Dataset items
───
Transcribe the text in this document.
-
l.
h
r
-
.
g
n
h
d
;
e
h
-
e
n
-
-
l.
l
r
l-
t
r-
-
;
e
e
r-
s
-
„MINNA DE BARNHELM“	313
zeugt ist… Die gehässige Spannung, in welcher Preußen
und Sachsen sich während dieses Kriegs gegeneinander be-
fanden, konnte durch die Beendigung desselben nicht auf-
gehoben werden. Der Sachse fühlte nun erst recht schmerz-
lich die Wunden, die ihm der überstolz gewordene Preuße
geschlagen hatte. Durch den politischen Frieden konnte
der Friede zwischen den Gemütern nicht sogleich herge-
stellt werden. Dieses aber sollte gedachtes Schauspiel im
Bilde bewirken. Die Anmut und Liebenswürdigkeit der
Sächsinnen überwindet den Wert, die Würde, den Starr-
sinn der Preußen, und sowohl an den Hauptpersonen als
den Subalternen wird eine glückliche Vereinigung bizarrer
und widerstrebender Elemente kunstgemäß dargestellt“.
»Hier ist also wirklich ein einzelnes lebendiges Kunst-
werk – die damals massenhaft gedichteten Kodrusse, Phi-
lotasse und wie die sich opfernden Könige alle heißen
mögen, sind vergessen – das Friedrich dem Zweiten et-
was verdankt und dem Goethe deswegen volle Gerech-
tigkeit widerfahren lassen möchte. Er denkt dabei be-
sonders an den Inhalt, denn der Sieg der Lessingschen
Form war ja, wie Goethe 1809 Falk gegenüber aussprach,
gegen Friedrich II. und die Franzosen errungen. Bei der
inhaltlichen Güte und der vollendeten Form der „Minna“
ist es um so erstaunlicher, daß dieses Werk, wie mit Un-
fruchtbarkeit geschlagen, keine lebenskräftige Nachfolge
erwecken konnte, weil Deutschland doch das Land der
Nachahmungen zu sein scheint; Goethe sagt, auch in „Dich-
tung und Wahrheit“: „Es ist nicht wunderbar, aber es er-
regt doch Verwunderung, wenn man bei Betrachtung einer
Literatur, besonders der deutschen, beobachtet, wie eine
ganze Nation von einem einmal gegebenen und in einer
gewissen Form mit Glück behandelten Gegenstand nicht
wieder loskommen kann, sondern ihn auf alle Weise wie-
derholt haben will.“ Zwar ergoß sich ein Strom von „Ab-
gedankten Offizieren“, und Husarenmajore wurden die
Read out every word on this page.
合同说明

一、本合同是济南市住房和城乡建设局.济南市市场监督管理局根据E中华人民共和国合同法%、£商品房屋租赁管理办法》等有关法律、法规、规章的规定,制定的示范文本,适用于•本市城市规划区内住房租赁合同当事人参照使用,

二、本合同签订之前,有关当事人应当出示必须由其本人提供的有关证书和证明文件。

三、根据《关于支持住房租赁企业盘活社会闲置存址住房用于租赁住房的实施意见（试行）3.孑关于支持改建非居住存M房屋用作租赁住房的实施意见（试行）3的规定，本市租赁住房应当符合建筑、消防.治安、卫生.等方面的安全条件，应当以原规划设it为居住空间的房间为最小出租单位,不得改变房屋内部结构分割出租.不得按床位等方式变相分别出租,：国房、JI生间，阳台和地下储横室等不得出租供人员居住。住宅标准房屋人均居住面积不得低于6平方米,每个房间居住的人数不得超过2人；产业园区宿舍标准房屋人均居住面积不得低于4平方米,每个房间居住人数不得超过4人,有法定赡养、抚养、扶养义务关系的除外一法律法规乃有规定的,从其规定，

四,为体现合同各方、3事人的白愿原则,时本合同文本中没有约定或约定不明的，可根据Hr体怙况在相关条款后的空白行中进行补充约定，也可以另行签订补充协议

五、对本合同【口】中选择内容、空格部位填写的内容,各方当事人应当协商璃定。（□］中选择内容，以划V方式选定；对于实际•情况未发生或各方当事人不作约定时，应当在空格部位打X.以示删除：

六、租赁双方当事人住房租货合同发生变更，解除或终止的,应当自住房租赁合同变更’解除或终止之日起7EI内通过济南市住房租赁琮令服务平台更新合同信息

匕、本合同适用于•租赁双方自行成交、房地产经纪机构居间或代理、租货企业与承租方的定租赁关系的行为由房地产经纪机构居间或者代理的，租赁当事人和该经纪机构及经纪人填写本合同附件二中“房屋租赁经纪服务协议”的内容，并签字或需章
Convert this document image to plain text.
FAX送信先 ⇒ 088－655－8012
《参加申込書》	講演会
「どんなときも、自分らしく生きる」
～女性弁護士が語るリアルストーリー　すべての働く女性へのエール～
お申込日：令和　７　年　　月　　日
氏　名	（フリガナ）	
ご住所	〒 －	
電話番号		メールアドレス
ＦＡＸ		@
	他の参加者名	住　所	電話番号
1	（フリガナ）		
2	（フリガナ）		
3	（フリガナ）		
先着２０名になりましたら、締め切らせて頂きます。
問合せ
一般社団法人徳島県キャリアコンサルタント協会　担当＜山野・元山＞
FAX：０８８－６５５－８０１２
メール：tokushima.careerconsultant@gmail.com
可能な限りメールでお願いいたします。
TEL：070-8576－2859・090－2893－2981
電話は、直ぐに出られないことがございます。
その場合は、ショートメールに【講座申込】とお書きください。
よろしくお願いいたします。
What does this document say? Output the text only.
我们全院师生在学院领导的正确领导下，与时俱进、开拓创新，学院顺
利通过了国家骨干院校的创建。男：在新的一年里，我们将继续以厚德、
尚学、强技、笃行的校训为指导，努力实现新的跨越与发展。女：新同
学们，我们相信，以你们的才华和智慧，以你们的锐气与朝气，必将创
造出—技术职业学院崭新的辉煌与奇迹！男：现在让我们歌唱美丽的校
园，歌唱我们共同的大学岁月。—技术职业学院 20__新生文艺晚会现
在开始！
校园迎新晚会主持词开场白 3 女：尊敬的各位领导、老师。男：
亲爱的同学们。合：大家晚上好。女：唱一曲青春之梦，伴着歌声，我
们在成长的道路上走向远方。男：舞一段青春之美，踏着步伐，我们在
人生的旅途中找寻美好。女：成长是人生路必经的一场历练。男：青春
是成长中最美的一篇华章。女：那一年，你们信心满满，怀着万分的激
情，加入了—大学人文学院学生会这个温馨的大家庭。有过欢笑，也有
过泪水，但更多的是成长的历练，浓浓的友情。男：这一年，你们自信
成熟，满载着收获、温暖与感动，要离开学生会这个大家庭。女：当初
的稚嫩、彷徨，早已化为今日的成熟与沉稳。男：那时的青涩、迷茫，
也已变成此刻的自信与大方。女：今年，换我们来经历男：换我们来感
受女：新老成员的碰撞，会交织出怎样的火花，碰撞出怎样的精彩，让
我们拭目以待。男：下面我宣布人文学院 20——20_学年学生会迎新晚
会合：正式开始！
───
**Exercise objective:** Return every line holding the word "Preußen" from the records.

**Response:**
zeugt ist… Die gehässige Spannung, in welcher Preußen
sinn der Preußen, und sowohl an den Hauptpersonen als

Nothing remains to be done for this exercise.